What the task requires:
Locate every line that holds the string "daños" and copy it.

Rows:
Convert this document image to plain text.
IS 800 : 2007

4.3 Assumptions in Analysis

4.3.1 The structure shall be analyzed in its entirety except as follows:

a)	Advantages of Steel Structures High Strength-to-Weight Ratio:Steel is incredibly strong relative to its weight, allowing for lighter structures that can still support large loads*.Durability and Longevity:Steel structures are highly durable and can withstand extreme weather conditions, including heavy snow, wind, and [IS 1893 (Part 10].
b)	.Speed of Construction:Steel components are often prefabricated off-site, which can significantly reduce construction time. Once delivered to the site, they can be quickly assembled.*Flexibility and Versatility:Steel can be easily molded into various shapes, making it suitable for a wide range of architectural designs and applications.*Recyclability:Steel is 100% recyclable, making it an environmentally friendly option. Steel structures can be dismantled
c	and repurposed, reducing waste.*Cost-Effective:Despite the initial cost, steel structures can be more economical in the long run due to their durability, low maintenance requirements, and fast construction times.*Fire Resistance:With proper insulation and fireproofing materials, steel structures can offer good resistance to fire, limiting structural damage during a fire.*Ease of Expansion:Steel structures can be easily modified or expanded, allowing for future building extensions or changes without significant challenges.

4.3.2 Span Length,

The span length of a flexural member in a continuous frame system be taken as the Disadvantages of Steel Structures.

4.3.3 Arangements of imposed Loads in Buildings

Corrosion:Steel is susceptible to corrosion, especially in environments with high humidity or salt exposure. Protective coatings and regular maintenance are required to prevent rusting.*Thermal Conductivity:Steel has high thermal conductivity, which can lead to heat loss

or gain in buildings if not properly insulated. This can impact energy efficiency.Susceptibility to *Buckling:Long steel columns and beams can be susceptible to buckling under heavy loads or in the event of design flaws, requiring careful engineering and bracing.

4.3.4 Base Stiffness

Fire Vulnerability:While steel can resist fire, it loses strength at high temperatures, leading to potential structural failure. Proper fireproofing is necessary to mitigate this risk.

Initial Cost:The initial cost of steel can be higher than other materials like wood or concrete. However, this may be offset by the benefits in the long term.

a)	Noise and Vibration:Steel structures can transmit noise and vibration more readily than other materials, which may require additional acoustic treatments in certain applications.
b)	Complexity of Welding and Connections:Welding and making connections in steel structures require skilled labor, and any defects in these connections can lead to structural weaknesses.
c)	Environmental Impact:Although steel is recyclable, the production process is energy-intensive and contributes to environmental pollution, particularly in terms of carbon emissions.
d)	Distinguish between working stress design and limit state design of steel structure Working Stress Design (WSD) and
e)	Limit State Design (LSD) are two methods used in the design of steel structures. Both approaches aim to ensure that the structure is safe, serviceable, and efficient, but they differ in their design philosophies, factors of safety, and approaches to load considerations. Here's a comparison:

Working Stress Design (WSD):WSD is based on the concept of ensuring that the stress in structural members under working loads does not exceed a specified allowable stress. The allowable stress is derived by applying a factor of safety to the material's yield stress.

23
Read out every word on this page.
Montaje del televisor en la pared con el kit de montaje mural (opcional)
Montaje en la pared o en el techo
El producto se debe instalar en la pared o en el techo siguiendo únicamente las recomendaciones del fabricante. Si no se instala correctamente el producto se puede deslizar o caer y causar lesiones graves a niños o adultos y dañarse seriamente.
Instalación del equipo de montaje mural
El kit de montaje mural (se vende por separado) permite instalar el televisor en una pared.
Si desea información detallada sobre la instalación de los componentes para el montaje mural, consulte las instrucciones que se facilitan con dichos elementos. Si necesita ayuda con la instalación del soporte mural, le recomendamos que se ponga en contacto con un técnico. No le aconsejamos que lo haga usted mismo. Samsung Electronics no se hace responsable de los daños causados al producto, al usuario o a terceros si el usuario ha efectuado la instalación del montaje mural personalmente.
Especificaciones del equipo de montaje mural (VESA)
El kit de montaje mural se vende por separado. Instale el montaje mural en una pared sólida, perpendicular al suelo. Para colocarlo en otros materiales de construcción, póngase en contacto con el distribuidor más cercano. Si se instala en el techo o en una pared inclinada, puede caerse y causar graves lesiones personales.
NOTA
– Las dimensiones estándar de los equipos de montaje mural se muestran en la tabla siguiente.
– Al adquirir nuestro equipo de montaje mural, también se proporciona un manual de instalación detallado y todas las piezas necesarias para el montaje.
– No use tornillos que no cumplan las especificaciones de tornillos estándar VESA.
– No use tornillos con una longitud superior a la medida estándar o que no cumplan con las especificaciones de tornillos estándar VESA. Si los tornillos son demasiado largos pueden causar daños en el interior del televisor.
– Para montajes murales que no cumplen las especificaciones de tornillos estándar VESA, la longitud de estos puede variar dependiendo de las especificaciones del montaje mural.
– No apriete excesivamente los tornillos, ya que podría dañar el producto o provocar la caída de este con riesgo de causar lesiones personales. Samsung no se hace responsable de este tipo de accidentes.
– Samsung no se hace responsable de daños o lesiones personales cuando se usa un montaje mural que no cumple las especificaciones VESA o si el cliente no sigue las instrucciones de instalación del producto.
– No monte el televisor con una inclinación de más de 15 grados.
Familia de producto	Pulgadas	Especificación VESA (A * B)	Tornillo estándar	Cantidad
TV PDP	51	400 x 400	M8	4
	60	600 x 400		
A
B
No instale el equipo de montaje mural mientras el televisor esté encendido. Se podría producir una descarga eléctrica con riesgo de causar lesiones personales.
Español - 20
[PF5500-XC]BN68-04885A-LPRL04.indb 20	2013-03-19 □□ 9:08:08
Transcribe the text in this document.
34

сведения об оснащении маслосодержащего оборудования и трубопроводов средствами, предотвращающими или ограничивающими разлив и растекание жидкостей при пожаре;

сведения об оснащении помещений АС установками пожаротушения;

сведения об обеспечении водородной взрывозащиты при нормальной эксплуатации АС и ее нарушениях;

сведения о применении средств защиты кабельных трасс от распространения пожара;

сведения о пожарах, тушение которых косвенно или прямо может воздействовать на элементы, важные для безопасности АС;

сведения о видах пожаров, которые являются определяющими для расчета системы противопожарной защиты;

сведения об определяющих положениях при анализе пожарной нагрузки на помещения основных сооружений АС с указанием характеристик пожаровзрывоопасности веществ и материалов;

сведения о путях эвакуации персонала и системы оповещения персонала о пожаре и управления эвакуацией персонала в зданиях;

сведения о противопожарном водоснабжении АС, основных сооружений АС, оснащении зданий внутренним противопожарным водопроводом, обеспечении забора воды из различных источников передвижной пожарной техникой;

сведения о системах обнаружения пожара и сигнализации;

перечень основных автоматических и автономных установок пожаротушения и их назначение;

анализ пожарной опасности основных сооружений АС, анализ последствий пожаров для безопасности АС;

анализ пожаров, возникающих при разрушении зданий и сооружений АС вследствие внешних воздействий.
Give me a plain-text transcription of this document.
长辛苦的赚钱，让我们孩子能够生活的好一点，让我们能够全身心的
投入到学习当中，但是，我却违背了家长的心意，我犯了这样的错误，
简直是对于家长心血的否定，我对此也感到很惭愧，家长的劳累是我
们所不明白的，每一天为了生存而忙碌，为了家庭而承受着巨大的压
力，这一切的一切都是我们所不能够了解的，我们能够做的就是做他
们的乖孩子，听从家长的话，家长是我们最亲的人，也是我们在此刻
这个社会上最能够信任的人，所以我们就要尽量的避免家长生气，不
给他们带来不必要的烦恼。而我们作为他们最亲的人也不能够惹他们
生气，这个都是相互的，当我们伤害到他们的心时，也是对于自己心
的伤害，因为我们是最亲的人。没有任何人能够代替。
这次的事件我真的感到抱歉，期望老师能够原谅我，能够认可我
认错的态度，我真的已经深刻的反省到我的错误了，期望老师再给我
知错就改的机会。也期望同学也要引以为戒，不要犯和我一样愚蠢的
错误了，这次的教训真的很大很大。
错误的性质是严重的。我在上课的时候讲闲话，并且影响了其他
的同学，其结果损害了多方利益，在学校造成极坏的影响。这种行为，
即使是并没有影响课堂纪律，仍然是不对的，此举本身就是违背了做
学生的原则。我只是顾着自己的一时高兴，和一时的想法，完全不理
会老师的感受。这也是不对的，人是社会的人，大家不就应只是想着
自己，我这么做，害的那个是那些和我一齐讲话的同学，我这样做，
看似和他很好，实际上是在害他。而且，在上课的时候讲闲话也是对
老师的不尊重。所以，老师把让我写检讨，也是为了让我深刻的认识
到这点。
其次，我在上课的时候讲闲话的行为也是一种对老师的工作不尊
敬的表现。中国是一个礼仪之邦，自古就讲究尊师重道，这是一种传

Solution to the exercise:
Si desea información detallada sobre la instalación de los componentes para el montaje mural, consulte las instrucciones que se facilitan con dichos elementos. Si necesita ayuda con la instalación del soporte mural, le recomendamos que se ponga en contacto con un técnico. No le aconsejamos que lo haga usted mismo. Samsung Electronics no se hace responsable de los daños causados al producto, al usuario o a terceros si el usuario ha efectuado la instalación del montaje mural personalmente.
– No use tornillos con una longitud superior a la medida estándar o que no cumplan con las especificaciones de tornillos estándar VESA. Si los tornillos son demasiado largos pueden causar daños en el interior del televisor.
– Samsung no se hace responsable de daños o lesiones personales cuando se usa un montaje mural que no cumple las especificaciones VESA o si el cliente no sigue las instrucciones de instalación del producto.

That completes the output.